Dataset content:
— START —

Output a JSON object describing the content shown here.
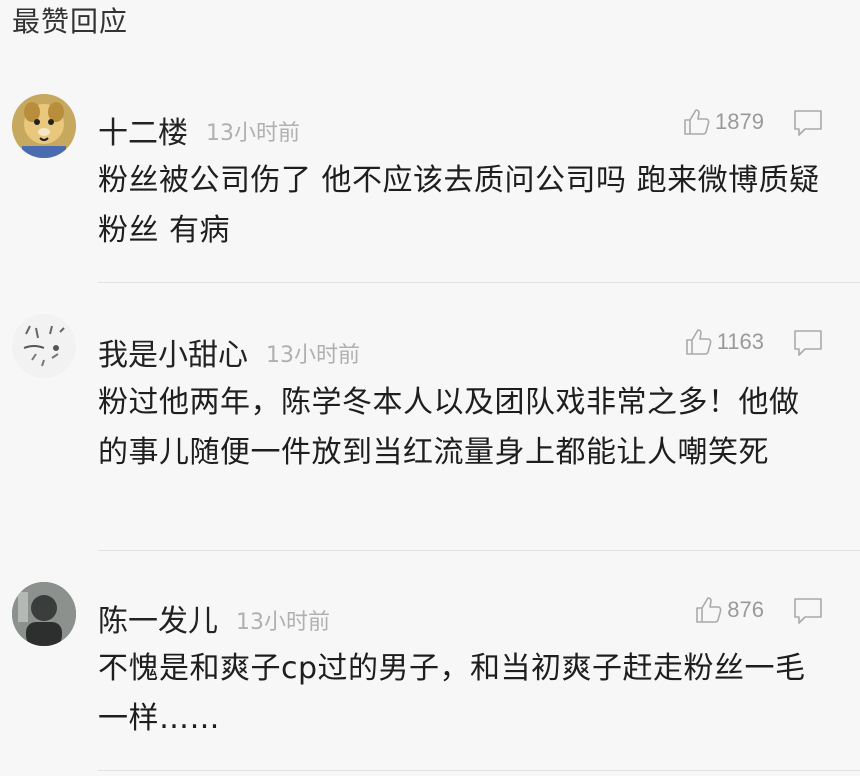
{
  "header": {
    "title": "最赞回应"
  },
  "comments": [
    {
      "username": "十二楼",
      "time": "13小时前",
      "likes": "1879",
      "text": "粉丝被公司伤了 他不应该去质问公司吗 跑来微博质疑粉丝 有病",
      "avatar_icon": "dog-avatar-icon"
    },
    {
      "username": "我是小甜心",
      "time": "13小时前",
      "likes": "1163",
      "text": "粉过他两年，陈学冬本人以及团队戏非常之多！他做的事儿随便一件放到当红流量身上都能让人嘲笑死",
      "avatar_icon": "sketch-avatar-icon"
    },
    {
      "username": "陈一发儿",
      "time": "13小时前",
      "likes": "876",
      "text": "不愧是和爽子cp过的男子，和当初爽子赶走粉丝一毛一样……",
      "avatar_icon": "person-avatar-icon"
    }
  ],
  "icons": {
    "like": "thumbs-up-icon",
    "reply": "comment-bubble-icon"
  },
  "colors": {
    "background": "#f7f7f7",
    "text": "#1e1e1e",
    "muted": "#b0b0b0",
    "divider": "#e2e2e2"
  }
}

— END —

State only how many lines in the material include "avatar".

3